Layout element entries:

◆ ◆ ◆ ◆ ◆

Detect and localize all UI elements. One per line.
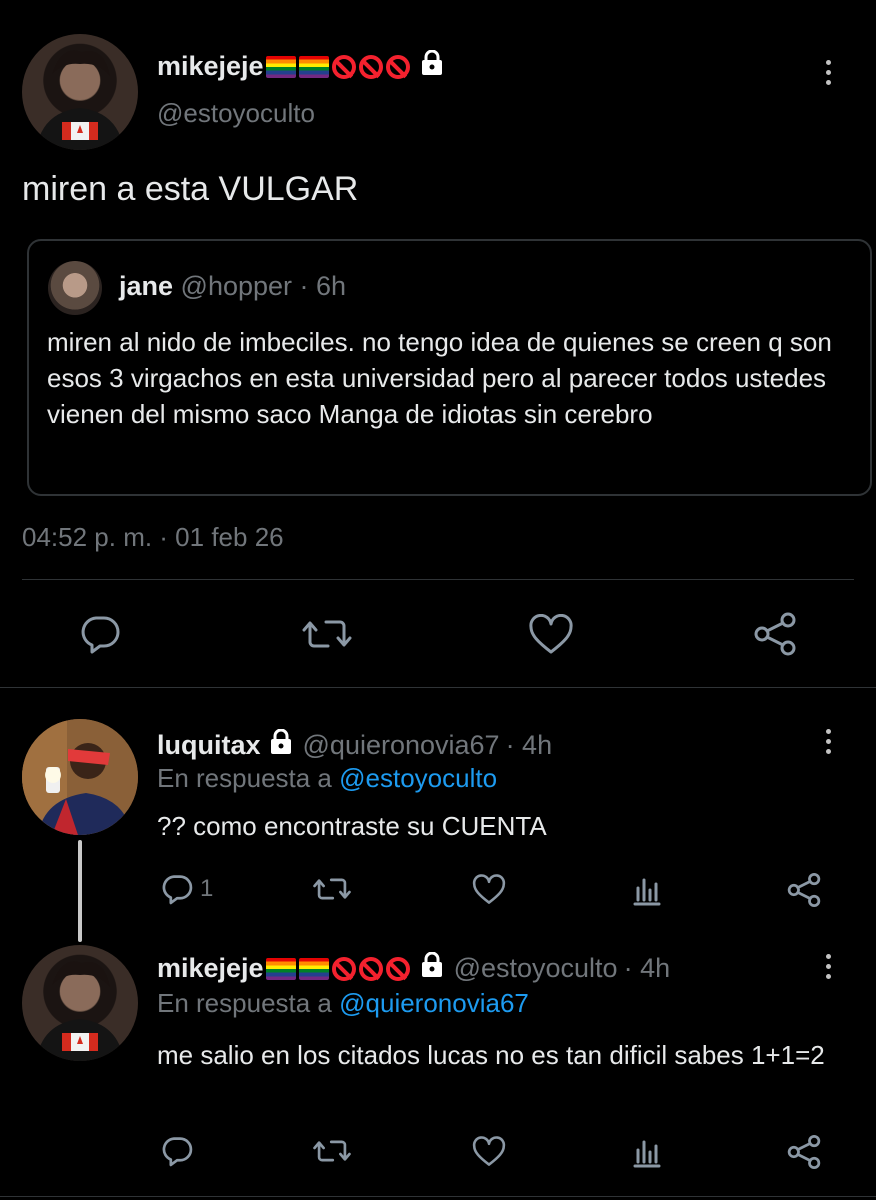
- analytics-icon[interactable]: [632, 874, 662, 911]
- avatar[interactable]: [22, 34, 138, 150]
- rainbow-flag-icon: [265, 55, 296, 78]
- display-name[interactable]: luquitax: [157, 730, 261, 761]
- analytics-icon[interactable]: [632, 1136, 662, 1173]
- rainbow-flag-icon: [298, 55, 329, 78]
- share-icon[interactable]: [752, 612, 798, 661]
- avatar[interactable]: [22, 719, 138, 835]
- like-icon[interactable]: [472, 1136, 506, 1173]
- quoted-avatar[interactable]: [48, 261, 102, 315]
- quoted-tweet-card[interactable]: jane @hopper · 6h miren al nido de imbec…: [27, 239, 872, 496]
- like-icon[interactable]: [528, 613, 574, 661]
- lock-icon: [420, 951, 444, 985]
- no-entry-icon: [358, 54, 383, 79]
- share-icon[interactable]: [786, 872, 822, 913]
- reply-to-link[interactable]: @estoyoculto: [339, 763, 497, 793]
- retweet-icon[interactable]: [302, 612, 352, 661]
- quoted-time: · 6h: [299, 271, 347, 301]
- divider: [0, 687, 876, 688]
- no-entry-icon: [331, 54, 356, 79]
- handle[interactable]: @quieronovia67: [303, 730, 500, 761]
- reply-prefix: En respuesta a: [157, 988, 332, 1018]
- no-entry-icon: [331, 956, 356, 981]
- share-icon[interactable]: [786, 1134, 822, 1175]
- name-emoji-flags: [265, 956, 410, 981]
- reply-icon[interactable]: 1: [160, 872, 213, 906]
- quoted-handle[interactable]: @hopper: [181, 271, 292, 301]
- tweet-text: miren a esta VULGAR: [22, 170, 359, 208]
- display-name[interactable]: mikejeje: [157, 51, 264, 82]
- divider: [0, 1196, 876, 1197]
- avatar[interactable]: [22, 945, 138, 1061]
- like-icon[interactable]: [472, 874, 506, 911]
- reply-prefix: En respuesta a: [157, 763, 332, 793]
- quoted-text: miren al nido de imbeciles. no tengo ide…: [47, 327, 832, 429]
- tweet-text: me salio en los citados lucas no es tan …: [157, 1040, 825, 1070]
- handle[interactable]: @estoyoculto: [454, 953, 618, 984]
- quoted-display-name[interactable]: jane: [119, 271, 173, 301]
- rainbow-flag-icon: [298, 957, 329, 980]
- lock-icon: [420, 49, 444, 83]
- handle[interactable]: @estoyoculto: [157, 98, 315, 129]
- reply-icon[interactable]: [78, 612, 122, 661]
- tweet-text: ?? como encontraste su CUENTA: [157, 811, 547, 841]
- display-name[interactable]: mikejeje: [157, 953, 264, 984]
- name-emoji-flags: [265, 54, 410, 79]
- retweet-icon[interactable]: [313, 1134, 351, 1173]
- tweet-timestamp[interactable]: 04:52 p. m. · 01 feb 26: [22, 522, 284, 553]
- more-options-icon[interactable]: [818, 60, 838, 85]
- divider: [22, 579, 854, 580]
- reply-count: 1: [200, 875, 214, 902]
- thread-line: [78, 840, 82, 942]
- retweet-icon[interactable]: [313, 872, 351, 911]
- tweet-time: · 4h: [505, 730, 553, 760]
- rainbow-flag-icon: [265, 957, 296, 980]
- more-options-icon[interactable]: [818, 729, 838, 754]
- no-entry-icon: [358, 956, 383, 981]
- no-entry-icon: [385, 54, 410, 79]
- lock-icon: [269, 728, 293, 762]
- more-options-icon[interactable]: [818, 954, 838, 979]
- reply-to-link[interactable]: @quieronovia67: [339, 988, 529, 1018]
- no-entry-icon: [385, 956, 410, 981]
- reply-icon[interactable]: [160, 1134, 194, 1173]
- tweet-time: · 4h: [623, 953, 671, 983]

◆ ◆ ◆ ◆ ◆

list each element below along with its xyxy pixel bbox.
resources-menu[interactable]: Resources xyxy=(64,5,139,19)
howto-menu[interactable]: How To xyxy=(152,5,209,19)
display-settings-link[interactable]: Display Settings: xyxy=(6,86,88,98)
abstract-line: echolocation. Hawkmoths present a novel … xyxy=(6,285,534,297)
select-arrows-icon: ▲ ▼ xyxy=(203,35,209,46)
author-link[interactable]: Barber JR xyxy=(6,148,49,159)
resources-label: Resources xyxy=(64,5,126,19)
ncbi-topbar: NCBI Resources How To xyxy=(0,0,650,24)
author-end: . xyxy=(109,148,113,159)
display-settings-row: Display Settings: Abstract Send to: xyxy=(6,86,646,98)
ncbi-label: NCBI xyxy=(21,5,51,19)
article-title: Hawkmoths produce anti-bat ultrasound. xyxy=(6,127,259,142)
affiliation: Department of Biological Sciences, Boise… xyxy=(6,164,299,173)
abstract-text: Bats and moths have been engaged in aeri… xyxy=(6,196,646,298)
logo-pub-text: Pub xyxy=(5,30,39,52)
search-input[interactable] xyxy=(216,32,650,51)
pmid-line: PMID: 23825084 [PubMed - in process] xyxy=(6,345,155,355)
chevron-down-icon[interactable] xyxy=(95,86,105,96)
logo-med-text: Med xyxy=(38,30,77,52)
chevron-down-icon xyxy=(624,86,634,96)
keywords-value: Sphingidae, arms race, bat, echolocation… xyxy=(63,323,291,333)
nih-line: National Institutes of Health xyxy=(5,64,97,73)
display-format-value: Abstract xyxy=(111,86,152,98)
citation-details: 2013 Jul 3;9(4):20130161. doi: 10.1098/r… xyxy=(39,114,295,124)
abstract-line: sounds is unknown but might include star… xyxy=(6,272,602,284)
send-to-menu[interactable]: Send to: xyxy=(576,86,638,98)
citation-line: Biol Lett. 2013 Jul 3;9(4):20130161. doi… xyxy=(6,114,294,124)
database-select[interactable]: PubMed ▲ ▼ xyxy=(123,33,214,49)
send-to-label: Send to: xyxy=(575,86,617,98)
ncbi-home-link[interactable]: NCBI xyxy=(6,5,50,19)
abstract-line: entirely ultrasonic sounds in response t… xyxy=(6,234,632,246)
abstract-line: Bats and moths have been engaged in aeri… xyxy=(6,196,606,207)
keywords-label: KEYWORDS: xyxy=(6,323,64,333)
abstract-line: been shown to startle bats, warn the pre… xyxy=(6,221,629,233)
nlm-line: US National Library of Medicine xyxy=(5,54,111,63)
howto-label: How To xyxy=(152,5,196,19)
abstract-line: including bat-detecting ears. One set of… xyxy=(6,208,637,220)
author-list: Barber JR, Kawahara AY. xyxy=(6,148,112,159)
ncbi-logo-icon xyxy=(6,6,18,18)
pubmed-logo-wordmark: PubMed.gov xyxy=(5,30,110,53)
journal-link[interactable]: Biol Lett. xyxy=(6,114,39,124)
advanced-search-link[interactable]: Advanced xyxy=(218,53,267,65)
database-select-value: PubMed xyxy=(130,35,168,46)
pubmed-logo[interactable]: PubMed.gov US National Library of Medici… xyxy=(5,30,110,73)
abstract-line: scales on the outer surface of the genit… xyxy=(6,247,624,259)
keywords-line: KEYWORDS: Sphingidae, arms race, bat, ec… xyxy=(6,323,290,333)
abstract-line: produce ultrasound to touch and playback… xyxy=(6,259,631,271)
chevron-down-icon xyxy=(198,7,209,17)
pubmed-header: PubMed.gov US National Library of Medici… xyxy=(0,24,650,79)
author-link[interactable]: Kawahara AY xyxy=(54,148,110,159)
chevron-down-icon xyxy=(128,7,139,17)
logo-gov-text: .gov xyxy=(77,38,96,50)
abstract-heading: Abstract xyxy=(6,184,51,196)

◆ ◆ ◆ ◆ ◆

What the task requires - Reproduce verbatim the data above from the line containing "list each element" up to and including the line containing "abstract-line: including bat-detecting".

Result for this task -
list each element below along with its xyxy pixel bbox.
resources-menu[interactable]: Resources xyxy=(64,5,139,19)
howto-menu[interactable]: How To xyxy=(152,5,209,19)
display-settings-link[interactable]: Display Settings: xyxy=(6,86,88,98)
abstract-line: echolocation. Hawkmoths present a novel … xyxy=(6,285,534,297)
select-arrows-icon: ▲ ▼ xyxy=(203,35,209,46)
author-link[interactable]: Barber JR xyxy=(6,148,49,159)
resources-label: Resources xyxy=(64,5,126,19)
ncbi-topbar: NCBI Resources How To xyxy=(0,0,650,24)
author-end: . xyxy=(109,148,113,159)
display-settings-row: Display Settings: Abstract Send to: xyxy=(6,86,646,98)
ncbi-label: NCBI xyxy=(21,5,51,19)
article-title: Hawkmoths produce anti-bat ultrasound. xyxy=(6,127,259,142)
affiliation: Department of Biological Sciences, Boise… xyxy=(6,164,299,173)
abstract-text: Bats and moths have been engaged in aeri… xyxy=(6,196,646,298)
logo-pub-text: Pub xyxy=(5,30,39,52)
search-input[interactable] xyxy=(216,32,650,51)
pmid-line: PMID: 23825084 [PubMed - in process] xyxy=(6,345,155,355)
chevron-down-icon[interactable] xyxy=(95,86,105,96)
logo-med-text: Med xyxy=(38,30,77,52)
chevron-down-icon xyxy=(624,86,634,96)
keywords-value: Sphingidae, arms race, bat, echolocation… xyxy=(63,323,291,333)
nih-line: National Institutes of Health xyxy=(5,64,97,73)
display-format-value: Abstract xyxy=(111,86,152,98)
citation-details: 2013 Jul 3;9(4):20130161. doi: 10.1098/r… xyxy=(39,114,295,124)
abstract-line: sounds is unknown but might include star… xyxy=(6,272,602,284)
send-to-menu[interactable]: Send to: xyxy=(576,86,638,98)
citation-line: Biol Lett. 2013 Jul 3;9(4):20130161. doi… xyxy=(6,114,294,124)
database-select[interactable]: PubMed ▲ ▼ xyxy=(123,33,214,49)
send-to-label: Send to: xyxy=(575,86,617,98)
ncbi-home-link[interactable]: NCBI xyxy=(6,5,50,19)
abstract-line: entirely ultrasonic sounds in response t… xyxy=(6,234,632,246)
abstract-line: Bats and moths have been engaged in aeri… xyxy=(6,196,606,207)
keywords-label: KEYWORDS: xyxy=(6,323,64,333)
abstract-line: been shown to startle bats, warn the pre… xyxy=(6,221,629,233)
nlm-line: US National Library of Medicine xyxy=(5,54,111,63)
howto-label: How To xyxy=(152,5,196,19)
abstract-line: including bat-detecting ears. One set of… xyxy=(6,208,637,220)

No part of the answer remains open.